### YOUR TASK
Using the data below, copy each line that includes the word "saturada".
** START **
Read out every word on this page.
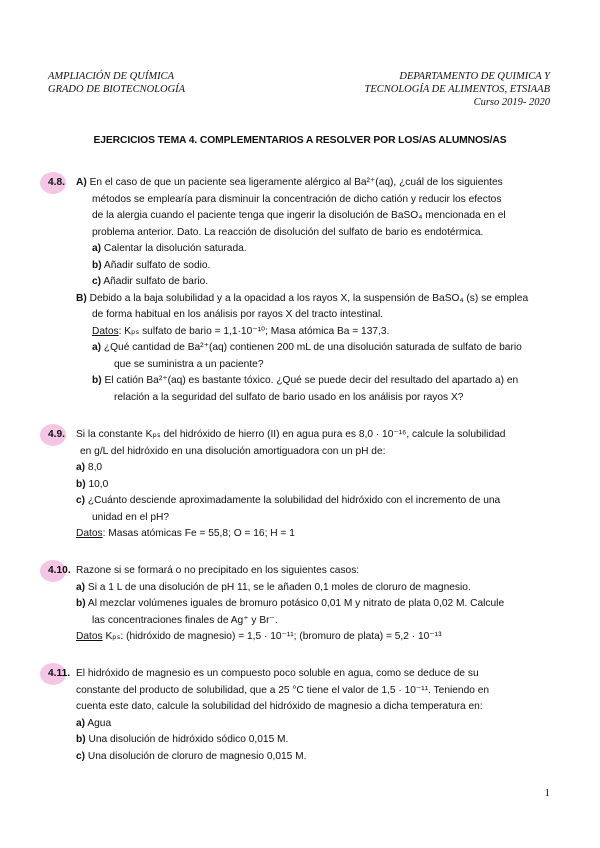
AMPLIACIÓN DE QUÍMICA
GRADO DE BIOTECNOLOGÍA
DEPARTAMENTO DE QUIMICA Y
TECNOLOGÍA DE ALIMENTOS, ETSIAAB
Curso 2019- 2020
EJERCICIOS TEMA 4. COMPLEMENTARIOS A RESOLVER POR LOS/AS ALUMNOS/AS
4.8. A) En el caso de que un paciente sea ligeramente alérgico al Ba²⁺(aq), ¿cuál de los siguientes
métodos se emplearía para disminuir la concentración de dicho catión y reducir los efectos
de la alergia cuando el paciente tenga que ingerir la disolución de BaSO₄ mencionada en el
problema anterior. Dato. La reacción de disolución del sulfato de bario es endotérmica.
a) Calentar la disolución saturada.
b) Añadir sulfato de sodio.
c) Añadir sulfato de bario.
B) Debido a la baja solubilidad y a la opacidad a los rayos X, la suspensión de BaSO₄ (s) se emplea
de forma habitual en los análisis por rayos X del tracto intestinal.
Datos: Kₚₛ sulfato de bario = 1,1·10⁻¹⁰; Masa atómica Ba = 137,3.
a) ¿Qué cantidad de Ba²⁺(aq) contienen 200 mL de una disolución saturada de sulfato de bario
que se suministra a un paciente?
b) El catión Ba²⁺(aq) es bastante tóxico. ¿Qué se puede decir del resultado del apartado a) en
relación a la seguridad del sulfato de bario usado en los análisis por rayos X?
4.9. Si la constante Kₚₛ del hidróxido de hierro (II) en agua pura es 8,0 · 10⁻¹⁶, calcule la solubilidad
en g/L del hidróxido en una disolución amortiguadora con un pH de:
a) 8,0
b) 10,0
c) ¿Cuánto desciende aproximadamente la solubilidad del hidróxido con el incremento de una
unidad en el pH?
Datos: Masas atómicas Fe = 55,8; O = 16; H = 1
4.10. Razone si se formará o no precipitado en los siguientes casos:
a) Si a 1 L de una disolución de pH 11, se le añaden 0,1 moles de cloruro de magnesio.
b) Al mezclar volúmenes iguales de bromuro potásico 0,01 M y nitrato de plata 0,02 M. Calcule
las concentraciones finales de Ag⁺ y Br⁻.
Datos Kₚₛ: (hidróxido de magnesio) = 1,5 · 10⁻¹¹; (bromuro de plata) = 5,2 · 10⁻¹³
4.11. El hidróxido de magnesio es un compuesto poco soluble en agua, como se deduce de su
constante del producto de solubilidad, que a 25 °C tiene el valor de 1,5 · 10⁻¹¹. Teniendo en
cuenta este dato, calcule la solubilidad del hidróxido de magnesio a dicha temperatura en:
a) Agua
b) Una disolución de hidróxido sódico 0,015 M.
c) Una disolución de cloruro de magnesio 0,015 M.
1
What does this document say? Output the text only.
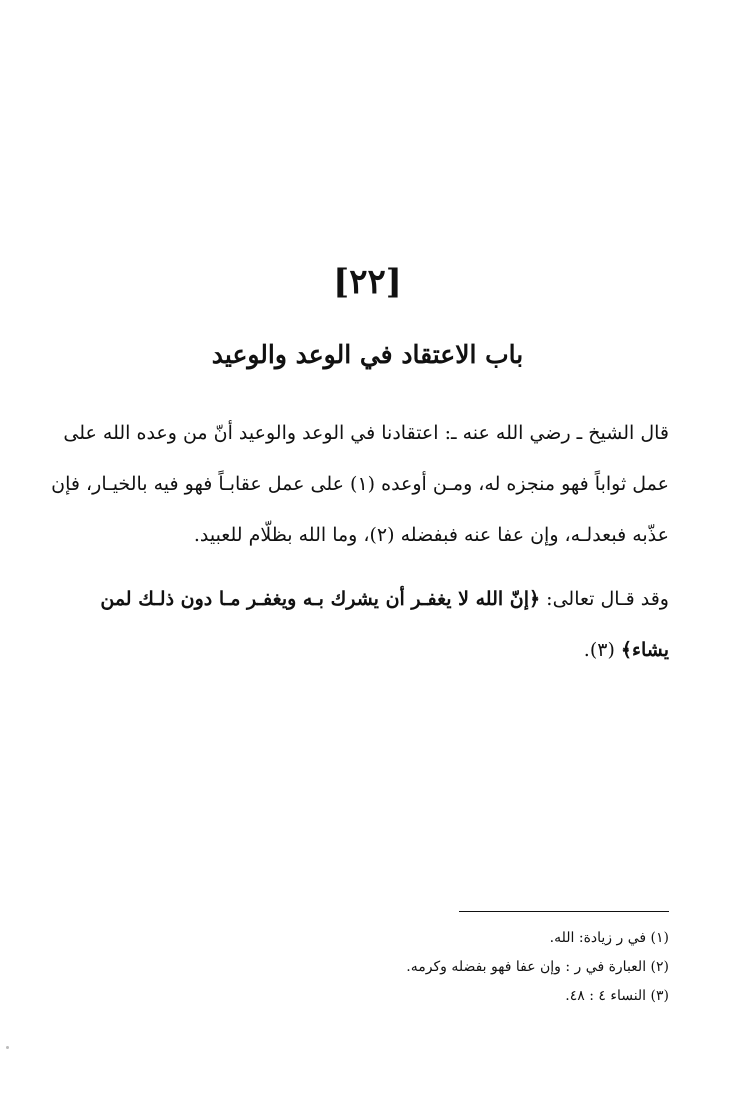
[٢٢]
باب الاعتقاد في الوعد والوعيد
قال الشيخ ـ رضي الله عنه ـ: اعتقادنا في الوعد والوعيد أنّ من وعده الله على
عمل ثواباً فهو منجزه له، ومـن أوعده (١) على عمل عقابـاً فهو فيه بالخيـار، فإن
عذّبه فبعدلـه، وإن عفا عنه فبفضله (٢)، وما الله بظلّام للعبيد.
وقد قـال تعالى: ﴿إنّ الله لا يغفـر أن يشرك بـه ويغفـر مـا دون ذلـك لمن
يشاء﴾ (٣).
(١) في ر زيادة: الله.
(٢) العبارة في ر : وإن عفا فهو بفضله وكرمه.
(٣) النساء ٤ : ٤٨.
** END **
### CORRECT ANSWER
a) Calentar la disolución saturada.
a) ¿Qué cantidad de Ba²⁺(aq) contienen 200 mL de una disolución saturada de sulfato de bario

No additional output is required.